┌─ Records shown

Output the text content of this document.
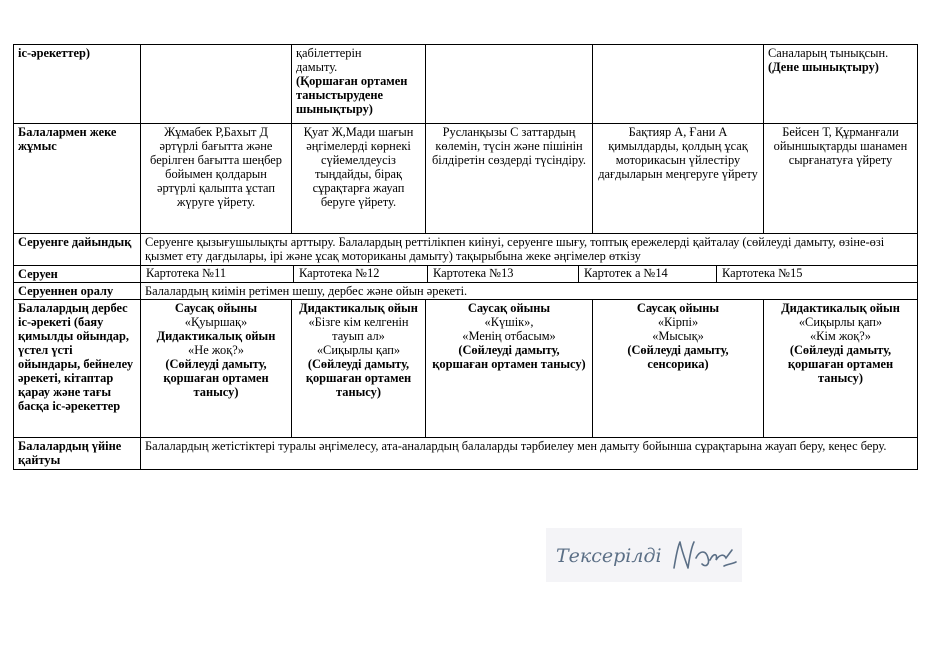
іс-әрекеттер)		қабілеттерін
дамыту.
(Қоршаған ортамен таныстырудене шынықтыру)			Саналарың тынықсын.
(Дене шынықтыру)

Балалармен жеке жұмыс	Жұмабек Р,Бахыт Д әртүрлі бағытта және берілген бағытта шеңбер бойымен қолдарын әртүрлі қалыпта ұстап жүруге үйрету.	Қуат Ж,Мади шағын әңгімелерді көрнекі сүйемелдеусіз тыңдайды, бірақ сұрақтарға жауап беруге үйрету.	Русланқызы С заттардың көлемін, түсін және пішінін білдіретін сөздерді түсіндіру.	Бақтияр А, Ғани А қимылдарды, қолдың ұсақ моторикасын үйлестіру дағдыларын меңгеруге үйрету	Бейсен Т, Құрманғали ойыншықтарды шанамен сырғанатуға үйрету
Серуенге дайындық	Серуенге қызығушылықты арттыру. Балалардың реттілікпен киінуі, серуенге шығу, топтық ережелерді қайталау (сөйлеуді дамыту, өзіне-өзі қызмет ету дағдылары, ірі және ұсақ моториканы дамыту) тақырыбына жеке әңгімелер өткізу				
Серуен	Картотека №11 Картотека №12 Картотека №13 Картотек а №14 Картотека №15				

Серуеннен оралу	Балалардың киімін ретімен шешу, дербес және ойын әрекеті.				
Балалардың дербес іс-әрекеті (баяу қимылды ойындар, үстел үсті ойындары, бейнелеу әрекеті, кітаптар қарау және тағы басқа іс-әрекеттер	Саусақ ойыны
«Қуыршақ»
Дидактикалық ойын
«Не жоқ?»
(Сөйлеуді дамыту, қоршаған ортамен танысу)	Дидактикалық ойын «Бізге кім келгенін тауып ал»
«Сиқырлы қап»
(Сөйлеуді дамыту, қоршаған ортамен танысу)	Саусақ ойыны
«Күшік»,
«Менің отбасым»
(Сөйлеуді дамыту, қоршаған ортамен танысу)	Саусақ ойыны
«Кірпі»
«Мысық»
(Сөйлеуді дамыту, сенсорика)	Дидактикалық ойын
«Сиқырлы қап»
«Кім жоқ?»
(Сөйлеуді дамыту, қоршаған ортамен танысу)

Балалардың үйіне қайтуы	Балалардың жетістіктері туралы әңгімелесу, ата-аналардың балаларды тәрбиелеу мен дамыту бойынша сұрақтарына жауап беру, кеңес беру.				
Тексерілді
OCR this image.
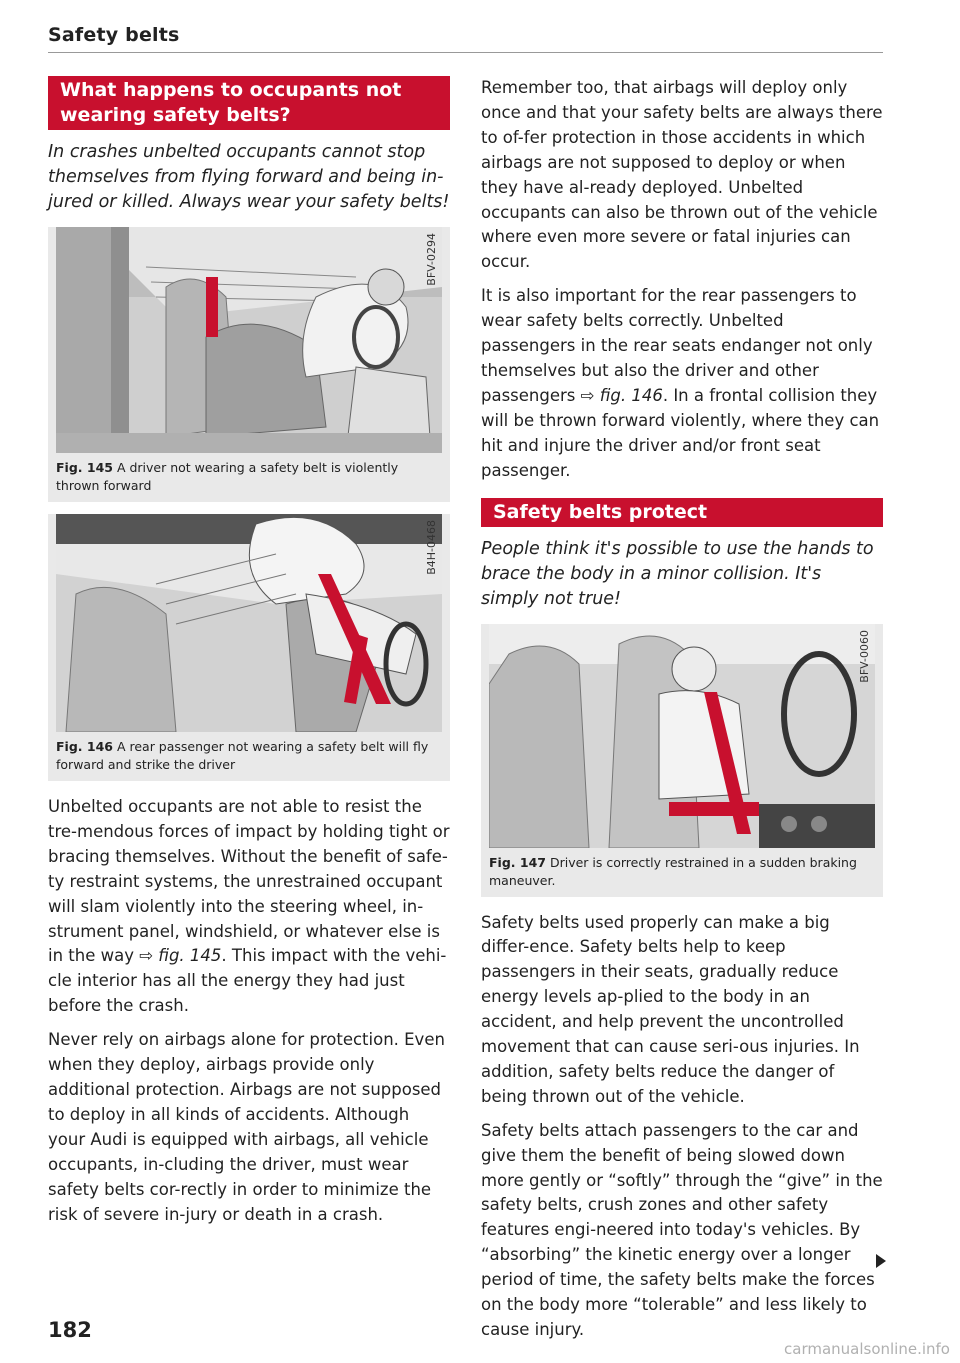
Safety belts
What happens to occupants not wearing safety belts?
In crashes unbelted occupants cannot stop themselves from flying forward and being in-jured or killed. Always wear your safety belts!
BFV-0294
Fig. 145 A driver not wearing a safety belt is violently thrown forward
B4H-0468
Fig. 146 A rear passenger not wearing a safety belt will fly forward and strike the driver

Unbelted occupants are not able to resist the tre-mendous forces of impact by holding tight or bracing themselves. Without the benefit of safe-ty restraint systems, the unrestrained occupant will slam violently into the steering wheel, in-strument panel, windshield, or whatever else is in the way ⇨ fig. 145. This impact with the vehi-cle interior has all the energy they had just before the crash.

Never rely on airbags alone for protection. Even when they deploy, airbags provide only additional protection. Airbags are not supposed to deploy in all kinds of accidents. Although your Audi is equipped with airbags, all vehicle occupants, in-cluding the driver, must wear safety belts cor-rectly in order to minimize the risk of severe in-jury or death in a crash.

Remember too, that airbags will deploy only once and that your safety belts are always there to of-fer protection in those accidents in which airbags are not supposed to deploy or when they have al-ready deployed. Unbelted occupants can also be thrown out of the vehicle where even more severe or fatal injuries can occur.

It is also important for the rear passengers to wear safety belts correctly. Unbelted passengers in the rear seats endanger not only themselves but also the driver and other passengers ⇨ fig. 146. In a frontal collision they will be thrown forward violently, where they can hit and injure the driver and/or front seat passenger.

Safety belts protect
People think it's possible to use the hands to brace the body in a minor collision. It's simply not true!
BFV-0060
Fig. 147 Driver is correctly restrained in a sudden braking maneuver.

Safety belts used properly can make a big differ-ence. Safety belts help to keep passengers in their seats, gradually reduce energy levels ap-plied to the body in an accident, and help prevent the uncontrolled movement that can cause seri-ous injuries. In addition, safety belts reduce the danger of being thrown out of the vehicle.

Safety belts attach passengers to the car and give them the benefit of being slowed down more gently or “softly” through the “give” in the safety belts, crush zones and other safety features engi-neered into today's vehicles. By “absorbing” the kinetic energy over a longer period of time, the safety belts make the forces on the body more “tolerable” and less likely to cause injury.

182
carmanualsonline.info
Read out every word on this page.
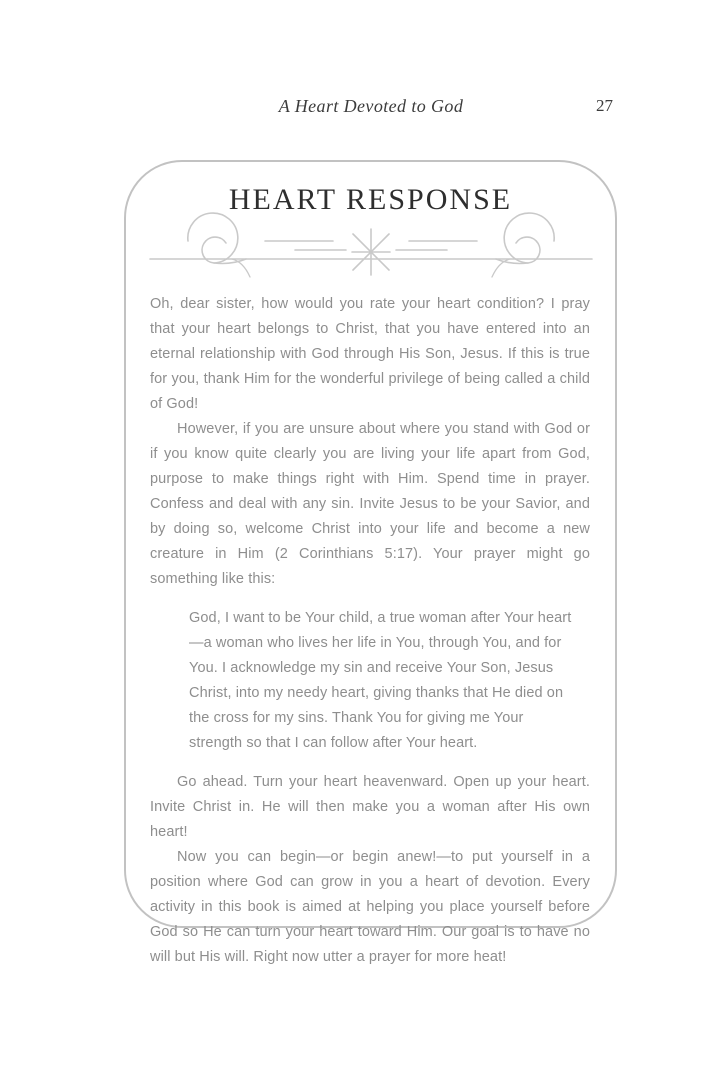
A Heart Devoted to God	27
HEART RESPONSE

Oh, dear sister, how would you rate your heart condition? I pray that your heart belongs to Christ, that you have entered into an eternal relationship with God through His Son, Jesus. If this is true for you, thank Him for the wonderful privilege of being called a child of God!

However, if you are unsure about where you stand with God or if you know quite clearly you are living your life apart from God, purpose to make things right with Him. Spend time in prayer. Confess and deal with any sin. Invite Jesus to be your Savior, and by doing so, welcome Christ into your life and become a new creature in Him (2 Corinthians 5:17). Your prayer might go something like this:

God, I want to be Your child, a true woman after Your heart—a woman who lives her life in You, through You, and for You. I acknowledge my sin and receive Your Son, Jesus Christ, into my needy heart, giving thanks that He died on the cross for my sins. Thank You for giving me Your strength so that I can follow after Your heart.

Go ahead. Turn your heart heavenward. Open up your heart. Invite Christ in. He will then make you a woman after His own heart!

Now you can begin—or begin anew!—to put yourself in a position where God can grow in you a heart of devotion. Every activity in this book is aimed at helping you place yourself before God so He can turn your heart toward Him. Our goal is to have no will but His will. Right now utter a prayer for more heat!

└─

Direction
Return to the listing above and set it down exactly, leaving out its pictures.

Output below
Output the text content of this document.
іс-әрекеттер)		қабілеттерін
дамыту.
(Қоршаған ортамен таныстырудене шынықтыру)			Саналарың тынықсын.
(Дене шынықтыру)

Балалармен жеке жұмыс	Жұмабек Р,Бахыт Д әртүрлі бағытта және берілген бағытта шеңбер бойымен қолдарын әртүрлі қалыпта ұстап жүруге үйрету.	Қуат Ж,Мади шағын әңгімелерді көрнекі сүйемелдеусіз тыңдайды, бірақ сұрақтарға жауап беруге үйрету.	Русланқызы С заттардың көлемін, түсін және пішінін білдіретін сөздерді түсіндіру.	Бақтияр А, Ғани А қимылдарды, қолдың ұсақ моторикасын үйлестіру дағдыларын меңгеруге үйрету	Бейсен Т, Құрманғали ойыншықтарды шанамен сырғанатуға үйрету
Серуенге дайындық	Серуенге қызығушылықты арттыру. Балалардың реттілікпен киінуі, серуенге шығу, топтық ережелерді қайталау (сөйлеуді дамыту, өзіне-өзі қызмет ету дағдылары, ірі және ұсақ моториканы дамыту) тақырыбына жеке әңгімелер өткізу				
Серуен	Картотека №11 Картотека №12 Картотека №13 Картотек а №14 Картотека №15				

Серуеннен оралу	Балалардың киімін ретімен шешу, дербес және ойын әрекеті.				
Балалардың дербес іс-әрекеті (баяу қимылды ойындар, үстел үсті ойындары, бейнелеу әрекеті, кітаптар қарау және тағы басқа іс-әрекеттер	Саусақ ойыны
«Қуыршақ»
Дидактикалық ойын
«Не жоқ?»
(Сөйлеуді дамыту, қоршаған ортамен танысу)	Дидактикалық ойын «Бізге кім келгенін тауып ал»
«Сиқырлы қап»
(Сөйлеуді дамыту, қоршаған ортамен танысу)	Саусақ ойыны
«Күшік»,
«Менің отбасым»
(Сөйлеуді дамыту, қоршаған ортамен танысу)	Саусақ ойыны
«Кірпі»
«Мысық»
(Сөйлеуді дамыту, сенсорика)	Дидактикалық ойын
«Сиқырлы қап»
«Кім жоқ?»
(Сөйлеуді дамыту, қоршаған ортамен танысу)

Балалардың үйіне қайтуы	Балалардың жетістіктері туралы әңгімелесу, ата-аналардың балаларды тәрбиелеу мен дамыту бойынша сұрақтарына жауап беру, кеңес беру.				
Тексерілді
OCR this image.
Safety belts
What happens to occupants not wearing safety belts?
In crashes unbelted occupants cannot stop themselves from flying forward and being in-jured or killed. Always wear your safety belts!
BFV-0294
Fig. 145 A driver not wearing a safety belt is violently thrown forward
B4H-0468
Fig. 146 A rear passenger not wearing a safety belt will fly forward and strike the driver

Unbelted occupants are not able to resist the tre-mendous forces of impact by holding tight or bracing themselves. Without the benefit of safe-ty restraint systems, the unrestrained occupant will slam violently into the steering wheel, in-strument panel, windshield, or whatever else is in the way ⇨ fig. 145. This impact with the vehi-cle interior has all the energy they had just before the crash.

Never rely on airbags alone for protection. Even when they deploy, airbags provide only additional protection. Airbags are not supposed to deploy in all kinds of accidents. Although your Audi is equipped with airbags, all vehicle occupants, in-cluding the driver, must wear safety belts cor-rectly in order to minimize the risk of severe in-jury or death in a crash.

Remember too, that airbags will deploy only once and that your safety belts are always there to of-fer protection in those accidents in which airbags are not supposed to deploy or when they have al-ready deployed. Unbelted occupants can also be thrown out of the vehicle where even more severe or fatal injuries can occur.

It is also important for the rear passengers to wear safety belts correctly. Unbelted passengers in the rear seats endanger not only themselves but also the driver and other passengers ⇨ fig. 146. In a frontal collision they will be thrown forward violently, where they can hit and injure the driver and/or front seat passenger.

Safety belts protect
People think it's possible to use the hands to brace the body in a minor collision. It's simply not true!
BFV-0060
Fig. 147 Driver is correctly restrained in a sudden braking maneuver.

Safety belts used properly can make a big differ-ence. Safety belts help to keep passengers in their seats, gradually reduce energy levels ap-plied to the body in an accident, and help prevent the uncontrolled movement that can cause seri-ous injuries. In addition, safety belts reduce the danger of being thrown out of the vehicle.

Safety belts attach passengers to the car and give them the benefit of being slowed down more gently or “softly” through the “give” in the safety belts, crush zones and other safety features engi-neered into today's vehicles. By “absorbing” the kinetic energy over a longer period of time, the safety belts make the forces on the body more “tolerable” and less likely to cause injury.

182
carmanualsonline.info
Read out every word on this page.
A Heart Devoted to God	27
HEART RESPONSE

Oh, dear sister, how would you rate your heart condition? I pray that your heart belongs to Christ, that you have entered into an eternal relationship with God through His Son, Jesus. If this is true for you, thank Him for the wonderful privilege of being called a child of God!

However, if you are unsure about where you stand with God or if you know quite clearly you are living your life apart from God, purpose to make things right with Him. Spend time in prayer. Confess and deal with any sin. Invite Jesus to be your Savior, and by doing so, welcome Christ into your life and become a new creature in Him (2 Corinthians 5:17). Your prayer might go something like this:

God, I want to be Your child, a true woman after Your heart—a woman who lives her life in You, through You, and for You. I acknowledge my sin and receive Your Son, Jesus Christ, into my needy heart, giving thanks that He died on the cross for my sins. Thank You for giving me Your strength so that I can follow after Your heart.

Go ahead. Turn your heart heavenward. Open up your heart. Invite Christ in. He will then make you a woman after His own heart!

Now you can begin—or begin anew!—to put yourself in a position where God can grow in you a heart of devotion. Every activity in this book is aimed at helping you place yourself before God so He can turn your heart toward Him. Our goal is to have no will but His will. Right now utter a prayer for more heat!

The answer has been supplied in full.